Data entries -
■ ■ ■

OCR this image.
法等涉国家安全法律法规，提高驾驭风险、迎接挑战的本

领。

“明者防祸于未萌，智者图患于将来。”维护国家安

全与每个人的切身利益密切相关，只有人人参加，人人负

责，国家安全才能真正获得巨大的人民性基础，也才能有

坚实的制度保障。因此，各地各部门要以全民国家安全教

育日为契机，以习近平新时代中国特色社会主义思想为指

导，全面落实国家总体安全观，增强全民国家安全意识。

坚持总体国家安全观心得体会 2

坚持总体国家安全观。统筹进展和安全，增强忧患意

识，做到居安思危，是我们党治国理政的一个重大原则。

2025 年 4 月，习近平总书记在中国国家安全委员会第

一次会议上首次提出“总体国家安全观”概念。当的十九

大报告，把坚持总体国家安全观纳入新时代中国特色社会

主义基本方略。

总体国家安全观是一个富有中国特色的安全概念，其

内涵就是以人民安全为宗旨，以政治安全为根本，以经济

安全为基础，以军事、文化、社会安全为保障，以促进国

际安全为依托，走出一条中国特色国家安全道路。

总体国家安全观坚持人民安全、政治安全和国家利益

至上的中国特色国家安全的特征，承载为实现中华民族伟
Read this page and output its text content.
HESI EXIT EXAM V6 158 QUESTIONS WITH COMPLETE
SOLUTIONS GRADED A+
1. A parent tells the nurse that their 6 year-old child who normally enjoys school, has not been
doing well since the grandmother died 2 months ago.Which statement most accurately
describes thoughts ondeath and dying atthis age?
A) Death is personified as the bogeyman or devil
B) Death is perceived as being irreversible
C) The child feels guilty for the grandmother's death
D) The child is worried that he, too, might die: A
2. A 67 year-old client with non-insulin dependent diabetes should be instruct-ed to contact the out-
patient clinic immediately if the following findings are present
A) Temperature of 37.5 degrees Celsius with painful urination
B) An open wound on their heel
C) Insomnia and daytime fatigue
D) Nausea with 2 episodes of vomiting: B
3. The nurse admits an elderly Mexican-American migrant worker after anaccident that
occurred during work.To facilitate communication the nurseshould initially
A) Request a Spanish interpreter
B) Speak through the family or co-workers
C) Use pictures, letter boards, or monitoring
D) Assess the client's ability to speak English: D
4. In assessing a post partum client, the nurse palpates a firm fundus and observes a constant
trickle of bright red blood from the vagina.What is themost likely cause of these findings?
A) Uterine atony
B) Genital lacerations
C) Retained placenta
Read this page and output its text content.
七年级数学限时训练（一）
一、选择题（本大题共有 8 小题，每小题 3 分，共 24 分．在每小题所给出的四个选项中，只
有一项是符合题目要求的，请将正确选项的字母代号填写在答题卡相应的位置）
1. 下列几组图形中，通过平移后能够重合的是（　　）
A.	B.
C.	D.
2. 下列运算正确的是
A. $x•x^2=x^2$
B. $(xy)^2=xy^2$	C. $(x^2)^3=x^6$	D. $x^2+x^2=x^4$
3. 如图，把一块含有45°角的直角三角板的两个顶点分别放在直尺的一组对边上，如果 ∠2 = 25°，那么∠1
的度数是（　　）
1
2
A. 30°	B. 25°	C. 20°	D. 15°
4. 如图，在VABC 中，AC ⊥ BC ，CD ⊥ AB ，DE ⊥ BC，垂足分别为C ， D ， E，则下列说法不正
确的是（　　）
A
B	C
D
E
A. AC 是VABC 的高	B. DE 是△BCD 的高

■ ■ ■

Print all of the entries exactly as they are written.

OCR this image.
法等涉国家安全法律法规，提高驾驭风险、迎接挑战的本

领。

“明者防祸于未萌，智者图患于将来。”维护国家安

全与每个人的切身利益密切相关，只有人人参加，人人负

责，国家安全才能真正获得巨大的人民性基础，也才能有

坚实的制度保障。因此，各地各部门要以全民国家安全教

育日为契机，以习近平新时代中国特色社会主义思想为指

导，全面落实国家总体安全观，增强全民国家安全意识。

坚持总体国家安全观心得体会 2

坚持总体国家安全观。统筹进展和安全，增强忧患意

识，做到居安思危，是我们党治国理政的一个重大原则。

2025 年 4 月，习近平总书记在中国国家安全委员会第

一次会议上首次提出“总体国家安全观”概念。当的十九

大报告，把坚持总体国家安全观纳入新时代中国特色社会

主义基本方略。

总体国家安全观是一个富有中国特色的安全概念，其

内涵就是以人民安全为宗旨，以政治安全为根本，以经济

安全为基础，以军事、文化、社会安全为保障，以促进国

际安全为依托，走出一条中国特色国家安全道路。

总体国家安全观坚持人民安全、政治安全和国家利益

至上的中国特色国家安全的特征，承载为实现中华民族伟
Read this page and output its text content.
HESI EXIT EXAM V6 158 QUESTIONS WITH COMPLETE
SOLUTIONS GRADED A+
1. A parent tells the nurse that their 6 year-old child who normally enjoys school, has not been
doing well since the grandmother died 2 months ago.Which statement most accurately
describes thoughts ondeath and dying atthis age?
A) Death is personified as the bogeyman or devil
B) Death is perceived as being irreversible
C) The child feels guilty for the grandmother's death
D) The child is worried that he, too, might die: A
2. A 67 year-old client with non-insulin dependent diabetes should be instruct-ed to contact the out-
patient clinic immediately if the following findings are present
A) Temperature of 37.5 degrees Celsius with painful urination
B) An open wound on their heel
C) Insomnia and daytime fatigue
D) Nausea with 2 episodes of vomiting: B
3. The nurse admits an elderly Mexican-American migrant worker after anaccident that
occurred during work.To facilitate communication the nurseshould initially
A) Request a Spanish interpreter
B) Speak through the family or co-workers
C) Use pictures, letter boards, or monitoring
D) Assess the client's ability to speak English: D
4. In assessing a post partum client, the nurse palpates a firm fundus and observes a constant
trickle of bright red blood from the vagina.What is themost likely cause of these findings?
A) Uterine atony
B) Genital lacerations
C) Retained placenta
Read this page and output its text content.
七年级数学限时训练（一）
一、选择题（本大题共有 8 小题，每小题 3 分，共 24 分．在每小题所给出的四个选项中，只
有一项是符合题目要求的，请将正确选项的字母代号填写在答题卡相应的位置）
1. 下列几组图形中，通过平移后能够重合的是（　　）
A.	B.
C.	D.
2. 下列运算正确的是
A. $x•x^2=x^2$
B. $(xy)^2=xy^2$	C. $(x^2)^3=x^6$	D. $x^2+x^2=x^4$
3. 如图，把一块含有45°角的直角三角板的两个顶点分别放在直尺的一组对边上，如果 ∠2 = 25°，那么∠1
的度数是（　　）
1
2
A. 30°	B. 25°	C. 20°	D. 15°
4. 如图，在VABC 中，AC ⊥ BC ，CD ⊥ AB ，DE ⊥ BC，垂足分别为C ， D ， E，则下列说法不正
确的是（　　）
A
B	C
D
E
A. AC 是VABC 的高	B. DE 是△BCD 的高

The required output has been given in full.